WHAT IS ASKED >>
Out of the lines in this data, how many include "name"? Give the number and nothing else.
==== RECORDED INFORMATION
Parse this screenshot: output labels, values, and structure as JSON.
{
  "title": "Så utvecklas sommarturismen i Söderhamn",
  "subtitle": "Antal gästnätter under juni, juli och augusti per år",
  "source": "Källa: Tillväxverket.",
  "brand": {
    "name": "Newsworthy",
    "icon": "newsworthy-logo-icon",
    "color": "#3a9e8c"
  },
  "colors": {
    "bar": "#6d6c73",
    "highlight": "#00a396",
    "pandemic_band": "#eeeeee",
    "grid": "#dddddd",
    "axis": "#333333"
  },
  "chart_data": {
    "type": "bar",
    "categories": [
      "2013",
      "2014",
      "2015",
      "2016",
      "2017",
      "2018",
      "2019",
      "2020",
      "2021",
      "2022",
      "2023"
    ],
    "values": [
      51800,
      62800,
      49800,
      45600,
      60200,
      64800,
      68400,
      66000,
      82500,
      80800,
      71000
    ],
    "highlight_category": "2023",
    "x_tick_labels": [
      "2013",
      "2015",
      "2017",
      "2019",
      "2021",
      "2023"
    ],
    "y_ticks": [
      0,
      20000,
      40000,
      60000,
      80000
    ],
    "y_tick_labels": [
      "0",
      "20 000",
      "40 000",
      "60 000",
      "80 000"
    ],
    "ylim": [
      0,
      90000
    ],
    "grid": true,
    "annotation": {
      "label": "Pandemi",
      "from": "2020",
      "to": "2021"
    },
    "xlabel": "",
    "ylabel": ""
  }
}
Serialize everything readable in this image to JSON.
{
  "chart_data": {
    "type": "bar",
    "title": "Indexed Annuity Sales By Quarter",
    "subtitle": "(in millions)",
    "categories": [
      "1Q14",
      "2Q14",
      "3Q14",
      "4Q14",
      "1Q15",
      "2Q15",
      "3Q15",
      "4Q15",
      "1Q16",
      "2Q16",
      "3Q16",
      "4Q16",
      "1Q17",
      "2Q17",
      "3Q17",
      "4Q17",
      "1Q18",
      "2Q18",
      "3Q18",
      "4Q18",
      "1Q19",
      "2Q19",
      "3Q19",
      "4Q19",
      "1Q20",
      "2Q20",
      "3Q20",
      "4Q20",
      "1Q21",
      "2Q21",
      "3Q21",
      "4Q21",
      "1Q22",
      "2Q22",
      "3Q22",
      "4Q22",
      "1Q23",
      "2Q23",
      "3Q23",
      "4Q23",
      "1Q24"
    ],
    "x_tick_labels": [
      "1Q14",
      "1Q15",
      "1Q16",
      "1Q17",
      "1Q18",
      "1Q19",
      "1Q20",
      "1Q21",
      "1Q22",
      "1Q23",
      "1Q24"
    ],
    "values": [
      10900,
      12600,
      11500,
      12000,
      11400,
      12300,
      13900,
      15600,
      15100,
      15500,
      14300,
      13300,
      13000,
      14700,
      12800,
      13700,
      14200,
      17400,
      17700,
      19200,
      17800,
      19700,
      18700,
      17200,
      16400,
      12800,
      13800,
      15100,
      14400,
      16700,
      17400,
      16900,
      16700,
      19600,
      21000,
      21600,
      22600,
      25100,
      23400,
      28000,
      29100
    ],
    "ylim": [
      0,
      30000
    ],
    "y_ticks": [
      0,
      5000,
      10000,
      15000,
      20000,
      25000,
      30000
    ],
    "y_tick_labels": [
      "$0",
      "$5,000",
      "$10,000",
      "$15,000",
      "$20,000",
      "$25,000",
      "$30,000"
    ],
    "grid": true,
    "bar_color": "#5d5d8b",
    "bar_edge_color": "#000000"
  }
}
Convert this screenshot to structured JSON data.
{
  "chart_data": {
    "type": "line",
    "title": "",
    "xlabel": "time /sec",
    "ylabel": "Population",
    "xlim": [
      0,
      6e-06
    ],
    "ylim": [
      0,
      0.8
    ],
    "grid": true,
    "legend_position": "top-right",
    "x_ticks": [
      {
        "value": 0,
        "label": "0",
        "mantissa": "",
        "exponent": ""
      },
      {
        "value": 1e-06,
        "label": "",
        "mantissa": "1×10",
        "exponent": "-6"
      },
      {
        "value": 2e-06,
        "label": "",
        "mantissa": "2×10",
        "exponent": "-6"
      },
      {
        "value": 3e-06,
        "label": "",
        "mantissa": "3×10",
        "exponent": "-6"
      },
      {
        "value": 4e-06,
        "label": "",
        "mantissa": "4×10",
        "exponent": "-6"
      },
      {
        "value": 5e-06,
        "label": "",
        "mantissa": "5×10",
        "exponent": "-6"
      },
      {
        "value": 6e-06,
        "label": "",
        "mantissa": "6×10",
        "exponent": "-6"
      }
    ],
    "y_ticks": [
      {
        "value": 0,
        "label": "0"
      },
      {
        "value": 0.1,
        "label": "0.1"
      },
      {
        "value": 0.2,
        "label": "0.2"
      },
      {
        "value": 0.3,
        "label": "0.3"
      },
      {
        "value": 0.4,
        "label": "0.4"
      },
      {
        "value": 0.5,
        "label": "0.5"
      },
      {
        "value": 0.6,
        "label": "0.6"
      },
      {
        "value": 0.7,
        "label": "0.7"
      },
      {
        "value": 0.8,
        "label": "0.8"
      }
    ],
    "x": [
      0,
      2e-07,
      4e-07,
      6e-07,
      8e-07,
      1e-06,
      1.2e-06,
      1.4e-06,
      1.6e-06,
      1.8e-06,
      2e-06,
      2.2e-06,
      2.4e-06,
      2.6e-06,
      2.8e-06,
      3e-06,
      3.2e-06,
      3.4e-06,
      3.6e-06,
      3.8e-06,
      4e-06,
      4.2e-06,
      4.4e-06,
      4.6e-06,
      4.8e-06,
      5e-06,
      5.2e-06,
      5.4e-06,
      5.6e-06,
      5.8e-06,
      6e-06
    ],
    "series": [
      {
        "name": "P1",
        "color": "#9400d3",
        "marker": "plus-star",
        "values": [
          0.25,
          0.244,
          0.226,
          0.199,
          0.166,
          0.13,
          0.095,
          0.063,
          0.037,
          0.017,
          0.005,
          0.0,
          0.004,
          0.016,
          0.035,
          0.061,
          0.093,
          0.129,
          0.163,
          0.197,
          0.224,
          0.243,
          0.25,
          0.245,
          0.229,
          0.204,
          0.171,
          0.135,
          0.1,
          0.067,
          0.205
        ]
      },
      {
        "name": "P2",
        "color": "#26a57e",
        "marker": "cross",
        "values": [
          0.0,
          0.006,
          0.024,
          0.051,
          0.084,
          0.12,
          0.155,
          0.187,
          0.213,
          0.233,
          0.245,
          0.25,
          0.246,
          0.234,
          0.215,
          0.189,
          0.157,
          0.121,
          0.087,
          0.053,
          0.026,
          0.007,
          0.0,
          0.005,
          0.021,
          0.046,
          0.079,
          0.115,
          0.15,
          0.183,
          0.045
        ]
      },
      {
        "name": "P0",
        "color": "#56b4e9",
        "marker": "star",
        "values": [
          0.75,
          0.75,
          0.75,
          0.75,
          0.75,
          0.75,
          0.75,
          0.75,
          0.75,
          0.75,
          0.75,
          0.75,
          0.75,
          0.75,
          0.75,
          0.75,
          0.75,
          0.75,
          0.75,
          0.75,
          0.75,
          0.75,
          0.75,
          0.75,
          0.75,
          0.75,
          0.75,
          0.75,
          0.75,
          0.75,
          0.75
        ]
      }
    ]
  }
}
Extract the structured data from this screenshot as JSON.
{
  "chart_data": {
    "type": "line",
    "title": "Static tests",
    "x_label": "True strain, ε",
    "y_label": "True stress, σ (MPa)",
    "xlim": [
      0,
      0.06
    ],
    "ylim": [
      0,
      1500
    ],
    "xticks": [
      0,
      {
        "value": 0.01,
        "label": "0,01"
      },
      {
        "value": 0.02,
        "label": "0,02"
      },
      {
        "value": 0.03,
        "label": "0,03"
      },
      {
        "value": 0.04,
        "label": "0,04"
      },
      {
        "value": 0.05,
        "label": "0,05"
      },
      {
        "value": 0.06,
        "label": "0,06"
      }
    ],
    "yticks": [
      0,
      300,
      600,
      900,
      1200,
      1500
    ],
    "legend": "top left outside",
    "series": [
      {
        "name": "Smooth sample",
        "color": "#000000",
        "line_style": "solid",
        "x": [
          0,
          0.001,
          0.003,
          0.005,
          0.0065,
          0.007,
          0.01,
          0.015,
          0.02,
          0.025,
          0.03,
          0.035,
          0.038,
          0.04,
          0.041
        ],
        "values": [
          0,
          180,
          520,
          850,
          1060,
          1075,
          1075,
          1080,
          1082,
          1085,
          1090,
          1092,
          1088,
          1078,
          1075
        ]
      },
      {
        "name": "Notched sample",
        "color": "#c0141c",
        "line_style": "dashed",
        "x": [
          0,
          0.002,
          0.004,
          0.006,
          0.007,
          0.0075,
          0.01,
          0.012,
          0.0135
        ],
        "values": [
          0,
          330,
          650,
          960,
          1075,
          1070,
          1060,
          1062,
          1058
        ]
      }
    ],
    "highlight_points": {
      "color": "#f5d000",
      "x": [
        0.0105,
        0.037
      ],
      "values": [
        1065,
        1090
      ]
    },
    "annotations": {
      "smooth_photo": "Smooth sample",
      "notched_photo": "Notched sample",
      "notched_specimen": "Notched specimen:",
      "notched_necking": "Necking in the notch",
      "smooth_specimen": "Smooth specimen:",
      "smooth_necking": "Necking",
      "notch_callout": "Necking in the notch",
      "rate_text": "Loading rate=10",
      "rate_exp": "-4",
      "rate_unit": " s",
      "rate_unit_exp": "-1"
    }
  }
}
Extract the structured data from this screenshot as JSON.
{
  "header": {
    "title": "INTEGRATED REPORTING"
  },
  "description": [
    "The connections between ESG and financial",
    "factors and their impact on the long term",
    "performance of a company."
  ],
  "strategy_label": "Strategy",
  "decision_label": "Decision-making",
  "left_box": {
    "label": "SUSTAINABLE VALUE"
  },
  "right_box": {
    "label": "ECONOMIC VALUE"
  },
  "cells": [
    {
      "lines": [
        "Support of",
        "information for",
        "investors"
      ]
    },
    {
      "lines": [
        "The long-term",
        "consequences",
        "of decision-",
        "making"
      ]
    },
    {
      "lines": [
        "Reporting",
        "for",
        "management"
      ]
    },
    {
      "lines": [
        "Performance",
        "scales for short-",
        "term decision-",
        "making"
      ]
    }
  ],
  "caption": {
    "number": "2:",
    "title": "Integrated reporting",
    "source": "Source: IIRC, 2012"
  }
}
========
WRITTEN ANSWER >>
6